━━━ STORED RECORDS ━━━

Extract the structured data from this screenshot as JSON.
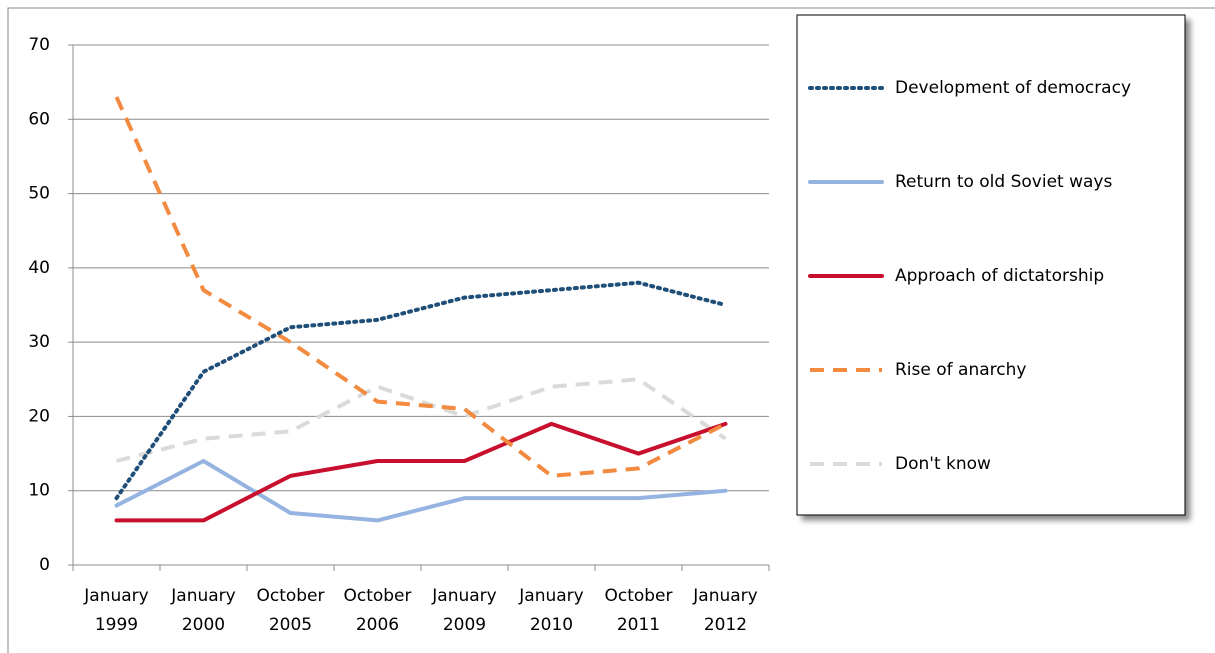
{
  "chart_data": {
    "type": "line",
    "categories": [
      "January 1999",
      "January 2000",
      "October 2005",
      "October 2006",
      "January 2009",
      "January 2010",
      "October 2011",
      "January 2012"
    ],
    "series": [
      {
        "name": "Development of democracy",
        "color": "#1f4e79",
        "dash": "dotted",
        "values": [
          9,
          26,
          32,
          33,
          36,
          37,
          38,
          35
        ]
      },
      {
        "name": "Return to old Soviet ways",
        "color": "#95b3e0",
        "dash": "solid",
        "values": [
          8,
          14,
          7,
          6,
          9,
          9,
          9,
          10
        ]
      },
      {
        "name": "Approach of dictatorship",
        "color": "#c8102e",
        "dash": "solid",
        "values": [
          6,
          6,
          12,
          14,
          14,
          19,
          15,
          19
        ]
      },
      {
        "name": "Rise of anarchy",
        "color": "#f28a40",
        "dash": "dashed",
        "values": [
          63,
          37,
          30,
          22,
          21,
          12,
          13,
          19
        ]
      },
      {
        "name": "Don't know",
        "color": "#dadada",
        "dash": "dashed",
        "values": [
          14,
          17,
          18,
          24,
          20,
          24,
          25,
          17
        ]
      }
    ],
    "ylim": [
      0,
      70
    ],
    "yticks": [
      0,
      10,
      20,
      30,
      40,
      50,
      60,
      70
    ],
    "grid": true,
    "legend": "right"
  }
}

━━━

## EXERCISE
Output each line exactly; omit every picture.

## WRITTEN ANSWER
Extract the structured data from this screenshot as JSON.
{
  "chart_data": {
    "type": "line",
    "categories": [
      "January 1999",
      "January 2000",
      "October 2005",
      "October 2006",
      "January 2009",
      "January 2010",
      "October 2011",
      "January 2012"
    ],
    "series": [
      {
        "name": "Development of democracy",
        "color": "#1f4e79",
        "dash": "dotted",
        "values": [
          9,
          26,
          32,
          33,
          36,
          37,
          38,
          35
        ]
      },
      {
        "name": "Return to old Soviet ways",
        "color": "#95b3e0",
        "dash": "solid",
        "values": [
          8,
          14,
          7,
          6,
          9,
          9,
          9,
          10
        ]
      },
      {
        "name": "Approach of dictatorship",
        "color": "#c8102e",
        "dash": "solid",
        "values": [
          6,
          6,
          12,
          14,
          14,
          19,
          15,
          19
        ]
      },
      {
        "name": "Rise of anarchy",
        "color": "#f28a40",
        "dash": "dashed",
        "values": [
          63,
          37,
          30,
          22,
          21,
          12,
          13,
          19
        ]
      },
      {
        "name": "Don't know",
        "color": "#dadada",
        "dash": "dashed",
        "values": [
          14,
          17,
          18,
          24,
          20,
          24,
          25,
          17
        ]
      }
    ],
    "ylim": [
      0,
      70
    ],
    "yticks": [
      0,
      10,
      20,
      30,
      40,
      50,
      60,
      70
    ],
    "grid": true,
    "legend": "right"
  }
}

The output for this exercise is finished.